WHAT TO DO:
Render every entry verbatim.

[Records from a dataset]
☆ ☆ ☆ ☆ ☆
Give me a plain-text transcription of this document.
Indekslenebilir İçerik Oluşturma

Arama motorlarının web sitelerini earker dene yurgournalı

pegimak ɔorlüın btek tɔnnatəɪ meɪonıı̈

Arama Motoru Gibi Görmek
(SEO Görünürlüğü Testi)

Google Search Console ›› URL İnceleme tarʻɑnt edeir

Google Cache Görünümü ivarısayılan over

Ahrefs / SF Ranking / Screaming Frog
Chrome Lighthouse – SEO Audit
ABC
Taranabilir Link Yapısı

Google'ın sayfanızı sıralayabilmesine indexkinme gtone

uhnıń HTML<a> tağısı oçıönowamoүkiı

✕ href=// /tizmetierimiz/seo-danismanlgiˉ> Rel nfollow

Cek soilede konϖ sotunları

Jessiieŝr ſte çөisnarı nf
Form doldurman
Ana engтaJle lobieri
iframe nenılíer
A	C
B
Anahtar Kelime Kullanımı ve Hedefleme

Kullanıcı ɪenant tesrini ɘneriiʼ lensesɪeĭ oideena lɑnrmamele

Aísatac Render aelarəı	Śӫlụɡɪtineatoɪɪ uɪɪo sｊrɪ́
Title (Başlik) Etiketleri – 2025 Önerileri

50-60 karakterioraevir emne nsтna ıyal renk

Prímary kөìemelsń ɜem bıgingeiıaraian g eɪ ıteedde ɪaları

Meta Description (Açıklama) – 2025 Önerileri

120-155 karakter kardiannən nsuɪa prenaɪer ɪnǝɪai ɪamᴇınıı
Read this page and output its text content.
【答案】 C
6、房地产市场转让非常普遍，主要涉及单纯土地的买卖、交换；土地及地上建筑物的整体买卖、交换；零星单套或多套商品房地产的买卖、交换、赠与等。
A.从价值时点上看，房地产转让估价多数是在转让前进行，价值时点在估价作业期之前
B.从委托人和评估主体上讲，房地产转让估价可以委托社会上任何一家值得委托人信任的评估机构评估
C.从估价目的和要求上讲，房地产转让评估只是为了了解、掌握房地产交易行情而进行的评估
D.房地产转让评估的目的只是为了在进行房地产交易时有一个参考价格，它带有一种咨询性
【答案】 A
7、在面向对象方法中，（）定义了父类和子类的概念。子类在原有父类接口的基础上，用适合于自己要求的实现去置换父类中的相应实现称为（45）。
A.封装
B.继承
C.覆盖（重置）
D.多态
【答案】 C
☆ ☆ ☆ ☆ ☆
ANSWER TO THE EXERCISE:
Give me a plain-text transcription of this document.
Indekslenebilir İçerik Oluşturma

Arama motorlarının web sitelerini earker dene yurgournalı

pegimak ɔorlüın btek tɔnnatəɪ meɪonıı̈

Arama Motoru Gibi Görmek
(SEO Görünürlüğü Testi)

Google Search Console ›› URL İnceleme tarʻɑnt edeir

Google Cache Görünümü ivarısayılan over

Ahrefs / SF Ranking / Screaming Frog
Chrome Lighthouse – SEO Audit
ABC
Taranabilir Link Yapısı

Google'ın sayfanızı sıralayabilmesine indexkinme gtone

uhnıń HTML<a> tağısı oçıönowamoүkiı

✕ href=// /tizmetierimiz/seo-danismanlgiˉ> Rel nfollow

Cek soilede konϖ sotunları

Jessiieŝr ſte çөisnarı nf
Form doldurman
Ana engтaJle lobieri
iframe nenılíer
A	C
B
Anahtar Kelime Kullanımı ve Hedefleme

Kullanıcı ɪenant tesrini ɘneriiʼ lensesɪeĭ oideena lɑnrmamele

Aísatac Render aelarəı	Śӫlụɡɪtineatoɪɪ uɪɪo sｊrɪ́
Title (Başlik) Etiketleri – 2025 Önerileri

50-60 karakterioraevir emne nsтna ıyal renk

Prímary kөìemelsń ɜem bıgingeiıaraian g eɪ ıteedde ɪaları

Meta Description (Açıklama) – 2025 Önerileri

120-155 karakter kardiannən nsuɪa prenaɪer ɪnǝɪai ɪamᴇınıı
Read this page and output its text content.
【答案】 C
6、房地产市场转让非常普遍，主要涉及单纯土地的买卖、交换；土地及地上建筑物的整体买卖、交换；零星单套或多套商品房地产的买卖、交换、赠与等。
A.从价值时点上看，房地产转让估价多数是在转让前进行，价值时点在估价作业期之前
B.从委托人和评估主体上讲，房地产转让估价可以委托社会上任何一家值得委托人信任的评估机构评估
C.从估价目的和要求上讲，房地产转让评估只是为了了解、掌握房地产交易行情而进行的评估
D.房地产转让评估的目的只是为了在进行房地产交易时有一个参考价格，它带有一种咨询性
【答案】 A
7、在面向对象方法中，（）定义了父类和子类的概念。子类在原有父类接口的基础上，用适合于自己要求的实现去置换父类中的相应实现称为（45）。
A.封装
B.继承
C.覆盖（重置）
D.多态
【答案】 C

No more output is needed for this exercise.